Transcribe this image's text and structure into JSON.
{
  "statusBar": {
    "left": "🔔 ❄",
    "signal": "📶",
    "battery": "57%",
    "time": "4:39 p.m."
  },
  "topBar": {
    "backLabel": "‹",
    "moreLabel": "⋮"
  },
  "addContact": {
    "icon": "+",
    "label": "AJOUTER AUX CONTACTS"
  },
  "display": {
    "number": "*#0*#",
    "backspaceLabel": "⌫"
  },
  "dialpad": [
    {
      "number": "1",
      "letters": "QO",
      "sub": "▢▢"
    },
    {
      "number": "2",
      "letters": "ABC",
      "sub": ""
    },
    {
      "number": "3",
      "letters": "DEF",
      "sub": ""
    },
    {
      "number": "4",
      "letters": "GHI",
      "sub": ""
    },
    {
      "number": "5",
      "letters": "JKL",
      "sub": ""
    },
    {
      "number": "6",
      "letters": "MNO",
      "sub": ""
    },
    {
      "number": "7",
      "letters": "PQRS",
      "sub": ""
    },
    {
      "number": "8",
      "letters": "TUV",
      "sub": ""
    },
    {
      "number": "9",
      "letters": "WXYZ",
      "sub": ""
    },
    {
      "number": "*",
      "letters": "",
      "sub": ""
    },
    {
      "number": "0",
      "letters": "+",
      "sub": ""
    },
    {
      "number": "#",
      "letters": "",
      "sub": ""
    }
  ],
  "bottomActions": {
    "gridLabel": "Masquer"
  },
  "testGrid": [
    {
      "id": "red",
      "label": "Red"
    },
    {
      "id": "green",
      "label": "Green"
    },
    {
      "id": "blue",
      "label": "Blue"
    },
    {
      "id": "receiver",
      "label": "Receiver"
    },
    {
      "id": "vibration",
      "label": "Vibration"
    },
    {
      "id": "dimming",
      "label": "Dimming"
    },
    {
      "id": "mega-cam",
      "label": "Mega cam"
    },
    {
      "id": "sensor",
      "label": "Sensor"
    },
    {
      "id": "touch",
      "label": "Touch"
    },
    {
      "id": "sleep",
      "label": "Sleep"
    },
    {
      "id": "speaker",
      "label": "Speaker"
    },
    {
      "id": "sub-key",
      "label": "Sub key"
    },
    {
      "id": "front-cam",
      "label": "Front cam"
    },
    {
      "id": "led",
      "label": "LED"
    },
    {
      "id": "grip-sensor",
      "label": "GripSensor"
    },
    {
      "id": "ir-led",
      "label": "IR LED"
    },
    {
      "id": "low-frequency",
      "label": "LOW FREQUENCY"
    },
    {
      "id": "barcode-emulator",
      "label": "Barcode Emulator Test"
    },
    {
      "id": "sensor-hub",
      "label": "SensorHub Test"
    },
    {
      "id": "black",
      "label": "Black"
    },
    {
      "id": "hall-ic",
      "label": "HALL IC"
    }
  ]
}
++++
Given instruction ▸ All of the records must be retyped exactly as they are.

Output of the exercise ▸
Transcribe this image's text and structure into JSON.
{
  "statusBar": {
    "left": "🔔 ❄",
    "signal": "📶",
    "battery": "57%",
    "time": "4:39 p.m."
  },
  "topBar": {
    "backLabel": "‹",
    "moreLabel": "⋮"
  },
  "addContact": {
    "icon": "+",
    "label": "AJOUTER AUX CONTACTS"
  },
  "display": {
    "number": "*#0*#",
    "backspaceLabel": "⌫"
  },
  "dialpad": [
    {
      "number": "1",
      "letters": "QO",
      "sub": "▢▢"
    },
    {
      "number": "2",
      "letters": "ABC",
      "sub": ""
    },
    {
      "number": "3",
      "letters": "DEF",
      "sub": ""
    },
    {
      "number": "4",
      "letters": "GHI",
      "sub": ""
    },
    {
      "number": "5",
      "letters": "JKL",
      "sub": ""
    },
    {
      "number": "6",
      "letters": "MNO",
      "sub": ""
    },
    {
      "number": "7",
      "letters": "PQRS",
      "sub": ""
    },
    {
      "number": "8",
      "letters": "TUV",
      "sub": ""
    },
    {
      "number": "9",
      "letters": "WXYZ",
      "sub": ""
    },
    {
      "number": "*",
      "letters": "",
      "sub": ""
    },
    {
      "number": "0",
      "letters": "+",
      "sub": ""
    },
    {
      "number": "#",
      "letters": "",
      "sub": ""
    }
  ],
  "bottomActions": {
    "gridLabel": "Masquer"
  },
  "testGrid": [
    {
      "id": "red",
      "label": "Red"
    },
    {
      "id": "green",
      "label": "Green"
    },
    {
      "id": "blue",
      "label": "Blue"
    },
    {
      "id": "receiver",
      "label": "Receiver"
    },
    {
      "id": "vibration",
      "label": "Vibration"
    },
    {
      "id": "dimming",
      "label": "Dimming"
    },
    {
      "id": "mega-cam",
      "label": "Mega cam"
    },
    {
      "id": "sensor",
      "label": "Sensor"
    },
    {
      "id": "touch",
      "label": "Touch"
    },
    {
      "id": "sleep",
      "label": "Sleep"
    },
    {
      "id": "speaker",
      "label": "Speaker"
    },
    {
      "id": "sub-key",
      "label": "Sub key"
    },
    {
      "id": "front-cam",
      "label": "Front cam"
    },
    {
      "id": "led",
      "label": "LED"
    },
    {
      "id": "grip-sensor",
      "label": "GripSensor"
    },
    {
      "id": "ir-led",
      "label": "IR LED"
    },
    {
      "id": "low-frequency",
      "label": "LOW FREQUENCY"
    },
    {
      "id": "barcode-emulator",
      "label": "Barcode Emulator Test"
    },
    {
      "id": "sensor-hub",
      "label": "SensorHub Test"
    },
    {
      "id": "black",
      "label": "Black"
    },
    {
      "id": "hall-ic",
      "label": "HALL IC"
    }
  ]
}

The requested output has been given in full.